━━━━━ DATA EXTRACT
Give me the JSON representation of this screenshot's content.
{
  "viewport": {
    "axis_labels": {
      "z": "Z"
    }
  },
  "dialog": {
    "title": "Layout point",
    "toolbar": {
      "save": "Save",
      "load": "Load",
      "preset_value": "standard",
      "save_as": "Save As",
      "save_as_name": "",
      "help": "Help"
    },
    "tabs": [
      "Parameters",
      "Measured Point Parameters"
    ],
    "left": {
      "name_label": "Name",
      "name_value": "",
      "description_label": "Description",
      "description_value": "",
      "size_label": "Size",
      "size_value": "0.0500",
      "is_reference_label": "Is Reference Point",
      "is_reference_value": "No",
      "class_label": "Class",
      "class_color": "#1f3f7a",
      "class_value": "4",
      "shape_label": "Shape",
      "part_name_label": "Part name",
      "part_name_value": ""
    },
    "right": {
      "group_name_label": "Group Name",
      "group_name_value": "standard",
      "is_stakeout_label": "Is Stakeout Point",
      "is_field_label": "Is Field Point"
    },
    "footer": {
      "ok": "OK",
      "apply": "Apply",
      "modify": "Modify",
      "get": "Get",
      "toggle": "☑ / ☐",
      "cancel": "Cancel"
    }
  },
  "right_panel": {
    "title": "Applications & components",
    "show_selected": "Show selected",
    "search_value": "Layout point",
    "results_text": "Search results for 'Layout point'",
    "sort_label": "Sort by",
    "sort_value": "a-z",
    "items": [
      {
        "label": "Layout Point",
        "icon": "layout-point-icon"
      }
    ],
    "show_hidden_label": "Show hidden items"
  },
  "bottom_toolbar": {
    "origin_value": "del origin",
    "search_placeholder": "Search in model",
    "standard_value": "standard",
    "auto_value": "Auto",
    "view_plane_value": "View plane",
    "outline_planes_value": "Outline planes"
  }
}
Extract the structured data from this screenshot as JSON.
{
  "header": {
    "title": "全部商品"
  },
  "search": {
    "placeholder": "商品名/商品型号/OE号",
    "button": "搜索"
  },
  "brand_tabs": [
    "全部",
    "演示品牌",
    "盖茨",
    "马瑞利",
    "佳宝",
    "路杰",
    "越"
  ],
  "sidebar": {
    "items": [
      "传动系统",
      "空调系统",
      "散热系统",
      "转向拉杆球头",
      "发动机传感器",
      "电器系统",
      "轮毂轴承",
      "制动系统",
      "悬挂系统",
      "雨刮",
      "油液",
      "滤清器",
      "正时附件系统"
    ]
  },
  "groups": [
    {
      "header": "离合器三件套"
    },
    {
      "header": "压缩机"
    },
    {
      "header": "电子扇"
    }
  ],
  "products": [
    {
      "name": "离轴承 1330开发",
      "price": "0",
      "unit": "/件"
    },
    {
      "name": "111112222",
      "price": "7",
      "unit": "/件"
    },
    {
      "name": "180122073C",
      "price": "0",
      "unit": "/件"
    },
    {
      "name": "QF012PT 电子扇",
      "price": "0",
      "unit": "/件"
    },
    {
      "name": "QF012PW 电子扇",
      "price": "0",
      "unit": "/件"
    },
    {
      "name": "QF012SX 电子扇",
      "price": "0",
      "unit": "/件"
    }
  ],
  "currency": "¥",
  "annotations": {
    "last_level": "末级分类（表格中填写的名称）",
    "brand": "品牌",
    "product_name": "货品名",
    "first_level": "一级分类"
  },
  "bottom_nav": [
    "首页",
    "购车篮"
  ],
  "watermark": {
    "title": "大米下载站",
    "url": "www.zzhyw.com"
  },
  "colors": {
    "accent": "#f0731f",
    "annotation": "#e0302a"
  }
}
━━━━━━━━━━
TASK DETAILS: Write out the records shown above, exactly as they appear.

RIGHT ANSWER:
Give me the JSON representation of this screenshot's content.
{
  "viewport": {
    "axis_labels": {
      "z": "Z"
    }
  },
  "dialog": {
    "title": "Layout point",
    "toolbar": {
      "save": "Save",
      "load": "Load",
      "preset_value": "standard",
      "save_as": "Save As",
      "save_as_name": "",
      "help": "Help"
    },
    "tabs": [
      "Parameters",
      "Measured Point Parameters"
    ],
    "left": {
      "name_label": "Name",
      "name_value": "",
      "description_label": "Description",
      "description_value": "",
      "size_label": "Size",
      "size_value": "0.0500",
      "is_reference_label": "Is Reference Point",
      "is_reference_value": "No",
      "class_label": "Class",
      "class_color": "#1f3f7a",
      "class_value": "4",
      "shape_label": "Shape",
      "part_name_label": "Part name",
      "part_name_value": ""
    },
    "right": {
      "group_name_label": "Group Name",
      "group_name_value": "standard",
      "is_stakeout_label": "Is Stakeout Point",
      "is_field_label": "Is Field Point"
    },
    "footer": {
      "ok": "OK",
      "apply": "Apply",
      "modify": "Modify",
      "get": "Get",
      "toggle": "☑ / ☐",
      "cancel": "Cancel"
    }
  },
  "right_panel": {
    "title": "Applications & components",
    "show_selected": "Show selected",
    "search_value": "Layout point",
    "results_text": "Search results for 'Layout point'",
    "sort_label": "Sort by",
    "sort_value": "a-z",
    "items": [
      {
        "label": "Layout Point",
        "icon": "layout-point-icon"
      }
    ],
    "show_hidden_label": "Show hidden items"
  },
  "bottom_toolbar": {
    "origin_value": "del origin",
    "search_placeholder": "Search in model",
    "standard_value": "standard",
    "auto_value": "Auto",
    "view_plane_value": "View plane",
    "outline_planes_value": "Outline planes"
  }
}
Extract the structured data from this screenshot as JSON.
{
  "header": {
    "title": "全部商品"
  },
  "search": {
    "placeholder": "商品名/商品型号/OE号",
    "button": "搜索"
  },
  "brand_tabs": [
    "全部",
    "演示品牌",
    "盖茨",
    "马瑞利",
    "佳宝",
    "路杰",
    "越"
  ],
  "sidebar": {
    "items": [
      "传动系统",
      "空调系统",
      "散热系统",
      "转向拉杆球头",
      "发动机传感器",
      "电器系统",
      "轮毂轴承",
      "制动系统",
      "悬挂系统",
      "雨刮",
      "油液",
      "滤清器",
      "正时附件系统"
    ]
  },
  "groups": [
    {
      "header": "离合器三件套"
    },
    {
      "header": "压缩机"
    },
    {
      "header": "电子扇"
    }
  ],
  "products": [
    {
      "name": "离轴承 1330开发",
      "price": "0",
      "unit": "/件"
    },
    {
      "name": "111112222",
      "price": "7",
      "unit": "/件"
    },
    {
      "name": "180122073C",
      "price": "0",
      "unit": "/件"
    },
    {
      "name": "QF012PT 电子扇",
      "price": "0",
      "unit": "/件"
    },
    {
      "name": "QF012PW 电子扇",
      "price": "0",
      "unit": "/件"
    },
    {
      "name": "QF012SX 电子扇",
      "price": "0",
      "unit": "/件"
    }
  ],
  "currency": "¥",
  "annotations": {
    "last_level": "末级分类（表格中填写的名称）",
    "brand": "品牌",
    "product_name": "货品名",
    "first_level": "一级分类"
  },
  "bottom_nav": [
    "首页",
    "购车篮"
  ],
  "watermark": {
    "title": "大米下载站",
    "url": "www.zzhyw.com"
  },
  "colors": {
    "accent": "#f0731f",
    "annotation": "#e0302a"
  }
}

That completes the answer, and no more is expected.